Repeat verbatim every line of the material, beginning at the line that holds "Type out the text in this image." and ending at its last line.

Data section:
'''

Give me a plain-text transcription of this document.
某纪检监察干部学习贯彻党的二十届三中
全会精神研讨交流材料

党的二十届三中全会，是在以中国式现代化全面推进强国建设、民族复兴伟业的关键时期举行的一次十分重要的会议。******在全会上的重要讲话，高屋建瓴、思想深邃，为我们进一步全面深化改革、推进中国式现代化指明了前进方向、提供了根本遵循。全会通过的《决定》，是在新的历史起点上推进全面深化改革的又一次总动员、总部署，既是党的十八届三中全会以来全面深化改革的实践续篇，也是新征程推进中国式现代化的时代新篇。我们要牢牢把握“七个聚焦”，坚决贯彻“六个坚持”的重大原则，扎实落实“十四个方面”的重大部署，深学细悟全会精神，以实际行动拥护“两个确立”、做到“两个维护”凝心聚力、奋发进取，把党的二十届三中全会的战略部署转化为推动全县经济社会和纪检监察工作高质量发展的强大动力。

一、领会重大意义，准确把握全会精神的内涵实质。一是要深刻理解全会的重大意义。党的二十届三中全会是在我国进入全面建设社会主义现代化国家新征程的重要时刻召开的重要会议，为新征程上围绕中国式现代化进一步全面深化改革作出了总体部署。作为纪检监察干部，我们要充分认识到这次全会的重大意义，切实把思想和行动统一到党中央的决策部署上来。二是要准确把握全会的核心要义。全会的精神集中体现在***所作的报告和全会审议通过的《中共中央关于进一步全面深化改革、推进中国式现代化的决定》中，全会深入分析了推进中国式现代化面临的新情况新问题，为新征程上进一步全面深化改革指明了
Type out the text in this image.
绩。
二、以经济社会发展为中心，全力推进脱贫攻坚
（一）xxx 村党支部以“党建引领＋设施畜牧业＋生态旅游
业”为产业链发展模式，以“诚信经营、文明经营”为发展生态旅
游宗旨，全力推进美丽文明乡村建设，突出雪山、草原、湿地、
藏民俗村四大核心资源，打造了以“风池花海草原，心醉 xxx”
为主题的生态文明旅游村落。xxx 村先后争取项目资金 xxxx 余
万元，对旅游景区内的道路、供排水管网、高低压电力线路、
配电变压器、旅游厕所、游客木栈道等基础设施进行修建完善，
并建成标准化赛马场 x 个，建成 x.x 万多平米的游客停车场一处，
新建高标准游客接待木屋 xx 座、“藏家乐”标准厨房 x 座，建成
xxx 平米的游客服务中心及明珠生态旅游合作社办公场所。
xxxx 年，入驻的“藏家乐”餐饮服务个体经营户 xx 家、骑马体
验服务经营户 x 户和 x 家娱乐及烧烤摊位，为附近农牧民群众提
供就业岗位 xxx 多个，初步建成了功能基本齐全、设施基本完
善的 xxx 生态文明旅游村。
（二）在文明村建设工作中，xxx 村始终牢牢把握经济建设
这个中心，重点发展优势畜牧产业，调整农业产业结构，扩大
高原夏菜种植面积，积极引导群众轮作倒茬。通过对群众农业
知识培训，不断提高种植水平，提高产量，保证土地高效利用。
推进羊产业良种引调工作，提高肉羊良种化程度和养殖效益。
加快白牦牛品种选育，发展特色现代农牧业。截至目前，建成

'''

Answer to the exercise:
Type out the text in this image.
绩。
二、以经济社会发展为中心，全力推进脱贫攻坚
（一）xxx 村党支部以“党建引领＋设施畜牧业＋生态旅游
业”为产业链发展模式，以“诚信经营、文明经营”为发展生态旅
游宗旨，全力推进美丽文明乡村建设，突出雪山、草原、湿地、
藏民俗村四大核心资源，打造了以“风池花海草原，心醉 xxx”
为主题的生态文明旅游村落。xxx 村先后争取项目资金 xxxx 余
万元，对旅游景区内的道路、供排水管网、高低压电力线路、
配电变压器、旅游厕所、游客木栈道等基础设施进行修建完善，
并建成标准化赛马场 x 个，建成 x.x 万多平米的游客停车场一处，
新建高标准游客接待木屋 xx 座、“藏家乐”标准厨房 x 座，建成
xxx 平米的游客服务中心及明珠生态旅游合作社办公场所。
xxxx 年，入驻的“藏家乐”餐饮服务个体经营户 xx 家、骑马体
验服务经营户 x 户和 x 家娱乐及烧烤摊位，为附近农牧民群众提
供就业岗位 xxx 多个，初步建成了功能基本齐全、设施基本完
善的 xxx 生态文明旅游村。
（二）在文明村建设工作中，xxx 村始终牢牢把握经济建设
这个中心，重点发展优势畜牧产业，调整农业产业结构，扩大
高原夏菜种植面积，积极引导群众轮作倒茬。通过对群众农业
知识培训，不断提高种植水平，提高产量，保证土地高效利用。
推进羊产业良种引调工作，提高肉羊良种化程度和养殖效益。
加快白牦牛品种选育，发展特色现代农牧业。截至目前，建成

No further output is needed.